### Given task
Find the word "bought" in the listing; pull out each line holding it.

### The input
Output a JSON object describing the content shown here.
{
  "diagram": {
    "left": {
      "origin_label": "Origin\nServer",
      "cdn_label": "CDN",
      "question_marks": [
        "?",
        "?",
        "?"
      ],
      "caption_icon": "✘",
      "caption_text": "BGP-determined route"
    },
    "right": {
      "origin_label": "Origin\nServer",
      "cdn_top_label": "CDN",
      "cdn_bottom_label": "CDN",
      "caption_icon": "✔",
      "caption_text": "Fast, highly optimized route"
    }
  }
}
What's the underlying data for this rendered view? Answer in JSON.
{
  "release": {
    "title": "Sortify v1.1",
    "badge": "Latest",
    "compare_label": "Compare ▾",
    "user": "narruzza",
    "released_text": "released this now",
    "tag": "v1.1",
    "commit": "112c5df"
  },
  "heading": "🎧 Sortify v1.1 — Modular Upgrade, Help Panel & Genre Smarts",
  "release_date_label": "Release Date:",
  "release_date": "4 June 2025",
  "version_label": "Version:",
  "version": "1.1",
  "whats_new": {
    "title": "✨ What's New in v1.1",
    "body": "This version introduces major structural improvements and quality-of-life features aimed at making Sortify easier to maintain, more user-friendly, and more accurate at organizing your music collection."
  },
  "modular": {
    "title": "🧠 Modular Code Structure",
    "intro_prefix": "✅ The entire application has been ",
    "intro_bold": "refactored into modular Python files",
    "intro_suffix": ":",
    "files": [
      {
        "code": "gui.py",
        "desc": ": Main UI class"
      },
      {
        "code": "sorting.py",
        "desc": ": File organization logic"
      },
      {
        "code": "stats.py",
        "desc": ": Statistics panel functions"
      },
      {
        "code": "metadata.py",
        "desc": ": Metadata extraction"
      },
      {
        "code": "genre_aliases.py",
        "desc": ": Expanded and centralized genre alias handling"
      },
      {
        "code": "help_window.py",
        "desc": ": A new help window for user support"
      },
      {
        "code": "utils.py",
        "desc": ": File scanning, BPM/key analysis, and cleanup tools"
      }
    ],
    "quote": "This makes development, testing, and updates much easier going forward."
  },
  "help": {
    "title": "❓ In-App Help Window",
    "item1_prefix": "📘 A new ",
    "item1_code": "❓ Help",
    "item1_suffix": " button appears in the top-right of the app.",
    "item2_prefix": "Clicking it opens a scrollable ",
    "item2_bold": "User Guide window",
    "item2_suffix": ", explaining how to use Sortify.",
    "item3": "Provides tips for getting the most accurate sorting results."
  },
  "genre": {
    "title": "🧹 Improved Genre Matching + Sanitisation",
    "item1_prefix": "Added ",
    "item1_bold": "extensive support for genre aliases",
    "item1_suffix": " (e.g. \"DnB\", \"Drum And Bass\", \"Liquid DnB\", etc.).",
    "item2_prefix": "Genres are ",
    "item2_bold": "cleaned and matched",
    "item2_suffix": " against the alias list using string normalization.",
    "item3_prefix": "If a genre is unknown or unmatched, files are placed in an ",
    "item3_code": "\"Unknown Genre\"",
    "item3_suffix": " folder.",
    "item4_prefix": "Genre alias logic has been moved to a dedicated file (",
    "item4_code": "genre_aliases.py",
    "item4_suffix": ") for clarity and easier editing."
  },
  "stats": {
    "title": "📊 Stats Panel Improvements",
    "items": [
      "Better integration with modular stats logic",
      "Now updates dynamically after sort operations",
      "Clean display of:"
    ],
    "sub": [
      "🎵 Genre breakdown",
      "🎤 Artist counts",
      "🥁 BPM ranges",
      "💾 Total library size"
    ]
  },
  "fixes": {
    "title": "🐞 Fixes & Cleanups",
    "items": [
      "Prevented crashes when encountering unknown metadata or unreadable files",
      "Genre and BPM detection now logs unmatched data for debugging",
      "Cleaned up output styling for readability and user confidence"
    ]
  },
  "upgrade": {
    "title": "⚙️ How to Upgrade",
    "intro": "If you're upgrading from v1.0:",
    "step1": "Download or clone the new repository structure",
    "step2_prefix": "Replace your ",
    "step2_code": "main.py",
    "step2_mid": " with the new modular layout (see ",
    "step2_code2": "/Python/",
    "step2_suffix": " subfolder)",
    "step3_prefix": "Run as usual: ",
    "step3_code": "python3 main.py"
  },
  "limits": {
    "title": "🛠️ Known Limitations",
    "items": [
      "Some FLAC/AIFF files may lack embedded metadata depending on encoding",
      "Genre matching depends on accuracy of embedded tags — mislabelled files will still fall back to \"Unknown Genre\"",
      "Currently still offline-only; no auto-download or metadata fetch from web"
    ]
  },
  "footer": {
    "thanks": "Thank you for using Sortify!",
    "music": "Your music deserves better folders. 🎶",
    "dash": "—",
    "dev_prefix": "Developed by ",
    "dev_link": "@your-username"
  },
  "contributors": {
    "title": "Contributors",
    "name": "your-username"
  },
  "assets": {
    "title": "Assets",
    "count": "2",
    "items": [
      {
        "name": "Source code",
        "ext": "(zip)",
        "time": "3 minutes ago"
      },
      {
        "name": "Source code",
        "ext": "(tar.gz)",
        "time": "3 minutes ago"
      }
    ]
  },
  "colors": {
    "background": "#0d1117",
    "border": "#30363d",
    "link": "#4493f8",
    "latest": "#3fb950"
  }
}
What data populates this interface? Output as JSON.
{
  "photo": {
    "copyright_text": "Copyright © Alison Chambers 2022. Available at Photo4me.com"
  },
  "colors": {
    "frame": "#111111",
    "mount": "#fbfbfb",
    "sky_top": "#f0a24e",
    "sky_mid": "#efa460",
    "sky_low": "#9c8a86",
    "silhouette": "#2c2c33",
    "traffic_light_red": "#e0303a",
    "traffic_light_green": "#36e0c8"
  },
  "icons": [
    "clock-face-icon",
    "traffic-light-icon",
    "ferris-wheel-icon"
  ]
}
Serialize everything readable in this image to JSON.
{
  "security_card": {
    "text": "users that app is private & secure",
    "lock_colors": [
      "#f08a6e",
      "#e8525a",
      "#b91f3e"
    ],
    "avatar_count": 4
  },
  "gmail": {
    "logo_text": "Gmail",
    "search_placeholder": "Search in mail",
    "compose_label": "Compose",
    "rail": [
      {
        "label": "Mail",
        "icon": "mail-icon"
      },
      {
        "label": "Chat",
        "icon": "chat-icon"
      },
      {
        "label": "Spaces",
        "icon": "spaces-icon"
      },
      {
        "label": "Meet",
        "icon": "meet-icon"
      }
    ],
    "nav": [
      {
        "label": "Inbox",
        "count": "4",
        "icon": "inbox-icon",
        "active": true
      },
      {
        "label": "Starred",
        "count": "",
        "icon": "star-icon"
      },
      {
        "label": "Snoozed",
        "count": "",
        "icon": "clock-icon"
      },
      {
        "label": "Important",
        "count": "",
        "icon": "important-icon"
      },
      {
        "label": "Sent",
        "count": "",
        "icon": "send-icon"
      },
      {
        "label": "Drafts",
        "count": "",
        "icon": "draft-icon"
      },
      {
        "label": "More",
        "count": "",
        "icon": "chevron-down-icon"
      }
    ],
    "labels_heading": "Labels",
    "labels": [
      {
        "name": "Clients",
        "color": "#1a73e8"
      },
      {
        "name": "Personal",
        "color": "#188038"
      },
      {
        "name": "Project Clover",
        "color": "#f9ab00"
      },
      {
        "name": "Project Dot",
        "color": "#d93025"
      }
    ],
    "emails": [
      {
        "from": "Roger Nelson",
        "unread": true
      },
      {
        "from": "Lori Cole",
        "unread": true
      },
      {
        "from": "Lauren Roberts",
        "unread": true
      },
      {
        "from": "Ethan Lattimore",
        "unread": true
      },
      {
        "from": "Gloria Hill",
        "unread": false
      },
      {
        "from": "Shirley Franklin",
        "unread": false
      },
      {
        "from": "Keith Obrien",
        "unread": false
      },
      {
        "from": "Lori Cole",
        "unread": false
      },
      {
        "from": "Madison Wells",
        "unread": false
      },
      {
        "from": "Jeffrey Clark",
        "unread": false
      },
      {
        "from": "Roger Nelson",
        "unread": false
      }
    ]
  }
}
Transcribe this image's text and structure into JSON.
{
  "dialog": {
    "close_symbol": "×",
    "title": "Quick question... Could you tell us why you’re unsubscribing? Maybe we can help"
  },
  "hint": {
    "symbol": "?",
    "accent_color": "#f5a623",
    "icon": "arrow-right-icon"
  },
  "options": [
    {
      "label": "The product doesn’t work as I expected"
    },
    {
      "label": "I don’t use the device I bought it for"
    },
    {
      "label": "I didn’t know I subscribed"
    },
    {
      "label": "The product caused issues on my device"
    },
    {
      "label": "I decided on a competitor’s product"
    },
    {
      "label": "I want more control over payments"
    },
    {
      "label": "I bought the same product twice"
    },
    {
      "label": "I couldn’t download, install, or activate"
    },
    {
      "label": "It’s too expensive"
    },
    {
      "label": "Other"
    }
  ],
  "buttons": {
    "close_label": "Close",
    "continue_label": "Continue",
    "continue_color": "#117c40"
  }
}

### Result for this task
      "label": "I don’t use the device I bought it for"
      "label": "I bought the same product twice"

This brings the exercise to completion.